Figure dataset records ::
------------------------------------------------------------

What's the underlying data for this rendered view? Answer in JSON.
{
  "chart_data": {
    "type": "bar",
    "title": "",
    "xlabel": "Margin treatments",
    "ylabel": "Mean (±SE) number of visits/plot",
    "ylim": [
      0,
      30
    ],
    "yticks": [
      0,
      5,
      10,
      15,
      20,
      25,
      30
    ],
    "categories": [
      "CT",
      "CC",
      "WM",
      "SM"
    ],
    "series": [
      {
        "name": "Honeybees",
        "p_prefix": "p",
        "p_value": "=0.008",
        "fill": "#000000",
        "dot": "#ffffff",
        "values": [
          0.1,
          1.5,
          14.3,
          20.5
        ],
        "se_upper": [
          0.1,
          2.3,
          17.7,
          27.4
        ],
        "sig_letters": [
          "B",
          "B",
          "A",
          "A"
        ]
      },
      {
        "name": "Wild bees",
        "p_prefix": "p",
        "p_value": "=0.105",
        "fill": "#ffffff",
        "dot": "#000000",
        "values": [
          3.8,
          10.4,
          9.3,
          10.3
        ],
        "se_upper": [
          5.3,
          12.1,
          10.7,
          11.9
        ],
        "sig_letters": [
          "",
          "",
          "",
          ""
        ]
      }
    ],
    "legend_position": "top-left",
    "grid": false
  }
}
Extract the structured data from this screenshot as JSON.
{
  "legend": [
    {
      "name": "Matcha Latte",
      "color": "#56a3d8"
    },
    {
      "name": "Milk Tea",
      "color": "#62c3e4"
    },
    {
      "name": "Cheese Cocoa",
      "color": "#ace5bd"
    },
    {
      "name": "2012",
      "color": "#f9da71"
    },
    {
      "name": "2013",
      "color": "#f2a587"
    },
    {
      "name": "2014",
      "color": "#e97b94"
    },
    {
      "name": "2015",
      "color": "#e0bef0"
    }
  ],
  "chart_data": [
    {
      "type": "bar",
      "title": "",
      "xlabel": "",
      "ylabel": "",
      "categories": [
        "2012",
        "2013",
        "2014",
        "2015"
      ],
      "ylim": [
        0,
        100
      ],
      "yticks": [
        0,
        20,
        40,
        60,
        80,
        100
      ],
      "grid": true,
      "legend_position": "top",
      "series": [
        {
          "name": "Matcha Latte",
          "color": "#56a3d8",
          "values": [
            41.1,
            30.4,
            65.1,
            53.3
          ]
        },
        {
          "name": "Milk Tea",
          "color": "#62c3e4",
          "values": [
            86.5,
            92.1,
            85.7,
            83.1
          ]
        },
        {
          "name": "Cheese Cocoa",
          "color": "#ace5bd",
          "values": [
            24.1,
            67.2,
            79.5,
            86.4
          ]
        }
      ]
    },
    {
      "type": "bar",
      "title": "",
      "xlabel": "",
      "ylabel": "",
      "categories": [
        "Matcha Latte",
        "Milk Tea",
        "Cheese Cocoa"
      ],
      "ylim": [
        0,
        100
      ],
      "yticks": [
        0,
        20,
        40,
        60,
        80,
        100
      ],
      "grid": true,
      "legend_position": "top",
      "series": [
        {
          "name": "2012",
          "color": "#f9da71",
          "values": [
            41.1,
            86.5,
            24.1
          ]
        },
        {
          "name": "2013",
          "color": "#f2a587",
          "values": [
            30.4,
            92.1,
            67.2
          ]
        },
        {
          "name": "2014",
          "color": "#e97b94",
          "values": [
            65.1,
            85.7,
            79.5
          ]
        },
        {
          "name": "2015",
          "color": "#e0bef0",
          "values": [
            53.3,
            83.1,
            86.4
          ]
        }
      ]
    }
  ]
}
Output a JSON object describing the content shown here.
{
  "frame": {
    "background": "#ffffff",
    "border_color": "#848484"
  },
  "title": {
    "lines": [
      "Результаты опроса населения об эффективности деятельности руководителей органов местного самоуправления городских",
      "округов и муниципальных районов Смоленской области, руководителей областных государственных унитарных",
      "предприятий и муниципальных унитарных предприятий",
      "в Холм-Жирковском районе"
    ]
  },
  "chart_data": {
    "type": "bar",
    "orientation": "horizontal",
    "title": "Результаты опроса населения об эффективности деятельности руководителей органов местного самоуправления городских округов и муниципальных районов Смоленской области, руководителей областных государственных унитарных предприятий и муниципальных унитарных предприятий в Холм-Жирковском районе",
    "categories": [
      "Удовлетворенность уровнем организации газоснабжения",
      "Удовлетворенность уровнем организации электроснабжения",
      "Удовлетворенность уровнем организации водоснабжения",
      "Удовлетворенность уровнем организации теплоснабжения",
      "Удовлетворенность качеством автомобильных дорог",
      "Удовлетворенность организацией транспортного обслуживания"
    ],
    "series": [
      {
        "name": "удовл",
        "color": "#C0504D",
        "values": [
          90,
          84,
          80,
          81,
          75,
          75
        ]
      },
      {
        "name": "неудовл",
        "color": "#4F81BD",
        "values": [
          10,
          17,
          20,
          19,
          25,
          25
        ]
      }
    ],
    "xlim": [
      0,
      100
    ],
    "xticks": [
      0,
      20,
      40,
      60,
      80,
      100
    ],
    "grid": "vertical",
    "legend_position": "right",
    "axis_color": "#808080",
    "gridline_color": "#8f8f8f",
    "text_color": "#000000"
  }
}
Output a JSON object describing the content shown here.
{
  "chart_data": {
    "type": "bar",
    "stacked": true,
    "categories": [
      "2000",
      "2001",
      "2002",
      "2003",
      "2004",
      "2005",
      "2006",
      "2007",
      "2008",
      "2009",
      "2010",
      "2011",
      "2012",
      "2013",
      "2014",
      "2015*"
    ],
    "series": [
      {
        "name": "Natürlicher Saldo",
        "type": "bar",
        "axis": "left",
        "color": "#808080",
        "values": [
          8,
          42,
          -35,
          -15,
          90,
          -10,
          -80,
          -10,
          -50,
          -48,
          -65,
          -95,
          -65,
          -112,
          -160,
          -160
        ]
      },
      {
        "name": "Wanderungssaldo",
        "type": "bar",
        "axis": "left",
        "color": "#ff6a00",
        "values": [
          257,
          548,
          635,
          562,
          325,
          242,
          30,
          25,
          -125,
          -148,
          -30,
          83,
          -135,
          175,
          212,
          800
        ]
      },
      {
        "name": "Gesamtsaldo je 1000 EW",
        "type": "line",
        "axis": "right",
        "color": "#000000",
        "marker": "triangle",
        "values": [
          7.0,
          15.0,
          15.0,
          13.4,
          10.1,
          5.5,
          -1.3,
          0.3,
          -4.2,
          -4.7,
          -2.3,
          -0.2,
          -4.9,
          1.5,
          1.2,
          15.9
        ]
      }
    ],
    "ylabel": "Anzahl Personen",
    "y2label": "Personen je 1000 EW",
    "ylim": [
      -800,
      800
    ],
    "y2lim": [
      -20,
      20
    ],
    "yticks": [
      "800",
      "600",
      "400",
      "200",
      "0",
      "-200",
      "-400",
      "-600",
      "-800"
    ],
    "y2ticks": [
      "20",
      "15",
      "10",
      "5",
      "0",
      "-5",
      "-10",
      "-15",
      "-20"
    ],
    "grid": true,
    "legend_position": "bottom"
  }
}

------------------------------------------------------------

Work required ::
Extract all of the data above without altering anything.

Full response ::
What's the underlying data for this rendered view? Answer in JSON.
{
  "chart_data": {
    "type": "bar",
    "title": "",
    "xlabel": "Margin treatments",
    "ylabel": "Mean (±SE) number of visits/plot",
    "ylim": [
      0,
      30
    ],
    "yticks": [
      0,
      5,
      10,
      15,
      20,
      25,
      30
    ],
    "categories": [
      "CT",
      "CC",
      "WM",
      "SM"
    ],
    "series": [
      {
        "name": "Honeybees",
        "p_prefix": "p",
        "p_value": "=0.008",
        "fill": "#000000",
        "dot": "#ffffff",
        "values": [
          0.1,
          1.5,
          14.3,
          20.5
        ],
        "se_upper": [
          0.1,
          2.3,
          17.7,
          27.4
        ],
        "sig_letters": [
          "B",
          "B",
          "A",
          "A"
        ]
      },
      {
        "name": "Wild bees",
        "p_prefix": "p",
        "p_value": "=0.105",
        "fill": "#ffffff",
        "dot": "#000000",
        "values": [
          3.8,
          10.4,
          9.3,
          10.3
        ],
        "se_upper": [
          5.3,
          12.1,
          10.7,
          11.9
        ],
        "sig_letters": [
          "",
          "",
          "",
          ""
        ]
      }
    ],
    "legend_position": "top-left",
    "grid": false
  }
}
Extract the structured data from this screenshot as JSON.
{
  "legend": [
    {
      "name": "Matcha Latte",
      "color": "#56a3d8"
    },
    {
      "name": "Milk Tea",
      "color": "#62c3e4"
    },
    {
      "name": "Cheese Cocoa",
      "color": "#ace5bd"
    },
    {
      "name": "2012",
      "color": "#f9da71"
    },
    {
      "name": "2013",
      "color": "#f2a587"
    },
    {
      "name": "2014",
      "color": "#e97b94"
    },
    {
      "name": "2015",
      "color": "#e0bef0"
    }
  ],
  "chart_data": [
    {
      "type": "bar",
      "title": "",
      "xlabel": "",
      "ylabel": "",
      "categories": [
        "2012",
        "2013",
        "2014",
        "2015"
      ],
      "ylim": [
        0,
        100
      ],
      "yticks": [
        0,
        20,
        40,
        60,
        80,
        100
      ],
      "grid": true,
      "legend_position": "top",
      "series": [
        {
          "name": "Matcha Latte",
          "color": "#56a3d8",
          "values": [
            41.1,
            30.4,
            65.1,
            53.3
          ]
        },
        {
          "name": "Milk Tea",
          "color": "#62c3e4",
          "values": [
            86.5,
            92.1,
            85.7,
            83.1
          ]
        },
        {
          "name": "Cheese Cocoa",
          "color": "#ace5bd",
          "values": [
            24.1,
            67.2,
            79.5,
            86.4
          ]
        }
      ]
    },
    {
      "type": "bar",
      "title": "",
      "xlabel": "",
      "ylabel": "",
      "categories": [
        "Matcha Latte",
        "Milk Tea",
        "Cheese Cocoa"
      ],
      "ylim": [
        0,
        100
      ],
      "yticks": [
        0,
        20,
        40,
        60,
        80,
        100
      ],
      "grid": true,
      "legend_position": "top",
      "series": [
        {
          "name": "2012",
          "color": "#f9da71",
          "values": [
            41.1,
            86.5,
            24.1
          ]
        },
        {
          "name": "2013",
          "color": "#f2a587",
          "values": [
            30.4,
            92.1,
            67.2
          ]
        },
        {
          "name": "2014",
          "color": "#e97b94",
          "values": [
            65.1,
            85.7,
            79.5
          ]
        },
        {
          "name": "2015",
          "color": "#e0bef0",
          "values": [
            53.3,
            83.1,
            86.4
          ]
        }
      ]
    }
  ]
}
Output a JSON object describing the content shown here.
{
  "frame": {
    "background": "#ffffff",
    "border_color": "#848484"
  },
  "title": {
    "lines": [
      "Результаты опроса населения об эффективности деятельности руководителей органов местного самоуправления городских",
      "округов и муниципальных районов Смоленской области, руководителей областных государственных унитарных",
      "предприятий и муниципальных унитарных предприятий",
      "в Холм-Жирковском районе"
    ]
  },
  "chart_data": {
    "type": "bar",
    "orientation": "horizontal",
    "title": "Результаты опроса населения об эффективности деятельности руководителей органов местного самоуправления городских округов и муниципальных районов Смоленской области, руководителей областных государственных унитарных предприятий и муниципальных унитарных предприятий в Холм-Жирковском районе",
    "categories": [
      "Удовлетворенность уровнем организации газоснабжения",
      "Удовлетворенность уровнем организации электроснабжения",
      "Удовлетворенность уровнем организации водоснабжения",
      "Удовлетворенность уровнем организации теплоснабжения",
      "Удовлетворенность качеством автомобильных дорог",
      "Удовлетворенность организацией транспортного обслуживания"
    ],
    "series": [
      {
        "name": "удовл",
        "color": "#C0504D",
        "values": [
          90,
          84,
          80,
          81,
          75,
          75
        ]
      },
      {
        "name": "неудовл",
        "color": "#4F81BD",
        "values": [
          10,
          17,
          20,
          19,
          25,
          25
        ]
      }
    ],
    "xlim": [
      0,
      100
    ],
    "xticks": [
      0,
      20,
      40,
      60,
      80,
      100
    ],
    "grid": "vertical",
    "legend_position": "right",
    "axis_color": "#808080",
    "gridline_color": "#8f8f8f",
    "text_color": "#000000"
  }
}
Output a JSON object describing the content shown here.
{
  "chart_data": {
    "type": "bar",
    "stacked": true,
    "categories": [
      "2000",
      "2001",
      "2002",
      "2003",
      "2004",
      "2005",
      "2006",
      "2007",
      "2008",
      "2009",
      "2010",
      "2011",
      "2012",
      "2013",
      "2014",
      "2015*"
    ],
    "series": [
      {
        "name": "Natürlicher Saldo",
        "type": "bar",
        "axis": "left",
        "color": "#808080",
        "values": [
          8,
          42,
          -35,
          -15,
          90,
          -10,
          -80,
          -10,
          -50,
          -48,
          -65,
          -95,
          -65,
          -112,
          -160,
          -160
        ]
      },
      {
        "name": "Wanderungssaldo",
        "type": "bar",
        "axis": "left",
        "color": "#ff6a00",
        "values": [
          257,
          548,
          635,
          562,
          325,
          242,
          30,
          25,
          -125,
          -148,
          -30,
          83,
          -135,
          175,
          212,
          800
        ]
      },
      {
        "name": "Gesamtsaldo je 1000 EW",
        "type": "line",
        "axis": "right",
        "color": "#000000",
        "marker": "triangle",
        "values": [
          7.0,
          15.0,
          15.0,
          13.4,
          10.1,
          5.5,
          -1.3,
          0.3,
          -4.2,
          -4.7,
          -2.3,
          -0.2,
          -4.9,
          1.5,
          1.2,
          15.9
        ]
      }
    ],
    "ylabel": "Anzahl Personen",
    "y2label": "Personen je 1000 EW",
    "ylim": [
      -800,
      800
    ],
    "y2lim": [
      -20,
      20
    ],
    "yticks": [
      "800",
      "600",
      "400",
      "200",
      "0",
      "-200",
      "-400",
      "-600",
      "-800"
    ],
    "y2ticks": [
      "20",
      "15",
      "10",
      "5",
      "0",
      "-5",
      "-10",
      "-15",
      "-20"
    ],
    "grid": true,
    "legend_position": "bottom"
  }
}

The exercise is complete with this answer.